*Instructions to follow*. Repeat the whole listing exactly as written.

::: Information supplied

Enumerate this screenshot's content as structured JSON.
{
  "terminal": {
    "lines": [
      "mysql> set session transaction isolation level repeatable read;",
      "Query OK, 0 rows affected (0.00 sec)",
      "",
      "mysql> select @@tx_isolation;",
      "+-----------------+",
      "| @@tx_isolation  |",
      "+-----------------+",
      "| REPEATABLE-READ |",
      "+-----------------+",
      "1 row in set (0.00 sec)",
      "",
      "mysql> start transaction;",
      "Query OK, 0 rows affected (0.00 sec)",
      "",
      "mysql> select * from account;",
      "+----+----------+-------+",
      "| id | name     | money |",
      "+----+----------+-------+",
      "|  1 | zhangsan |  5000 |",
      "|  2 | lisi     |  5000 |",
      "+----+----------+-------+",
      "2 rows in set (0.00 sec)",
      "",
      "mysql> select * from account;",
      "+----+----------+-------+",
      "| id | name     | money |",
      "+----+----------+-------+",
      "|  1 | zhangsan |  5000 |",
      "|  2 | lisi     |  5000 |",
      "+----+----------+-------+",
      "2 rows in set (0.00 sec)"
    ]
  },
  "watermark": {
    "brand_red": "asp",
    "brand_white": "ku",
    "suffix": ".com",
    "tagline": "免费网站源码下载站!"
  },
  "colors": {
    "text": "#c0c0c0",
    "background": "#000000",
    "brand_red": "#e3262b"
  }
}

::::::

*Output for this task*.
Enumerate this screenshot's content as structured JSON.
{
  "terminal": {
    "lines": [
      "mysql> set session transaction isolation level repeatable read;",
      "Query OK, 0 rows affected (0.00 sec)",
      "",
      "mysql> select @@tx_isolation;",
      "+-----------------+",
      "| @@tx_isolation  |",
      "+-----------------+",
      "| REPEATABLE-READ |",
      "+-----------------+",
      "1 row in set (0.00 sec)",
      "",
      "mysql> start transaction;",
      "Query OK, 0 rows affected (0.00 sec)",
      "",
      "mysql> select * from account;",
      "+----+----------+-------+",
      "| id | name     | money |",
      "+----+----------+-------+",
      "|  1 | zhangsan |  5000 |",
      "|  2 | lisi     |  5000 |",
      "+----+----------+-------+",
      "2 rows in set (0.00 sec)",
      "",
      "mysql> select * from account;",
      "+----+----------+-------+",
      "| id | name     | money |",
      "+----+----------+-------+",
      "|  1 | zhangsan |  5000 |",
      "|  2 | lisi     |  5000 |",
      "+----+----------+-------+",
      "2 rows in set (0.00 sec)"
    ]
  },
  "watermark": {
    "brand_red": "asp",
    "brand_white": "ku",
    "suffix": ".com",
    "tagline": "免费网站源码下载站!"
  },
  "colors": {
    "text": "#c0c0c0",
    "background": "#000000",
    "brand_red": "#e3262b"
  }
}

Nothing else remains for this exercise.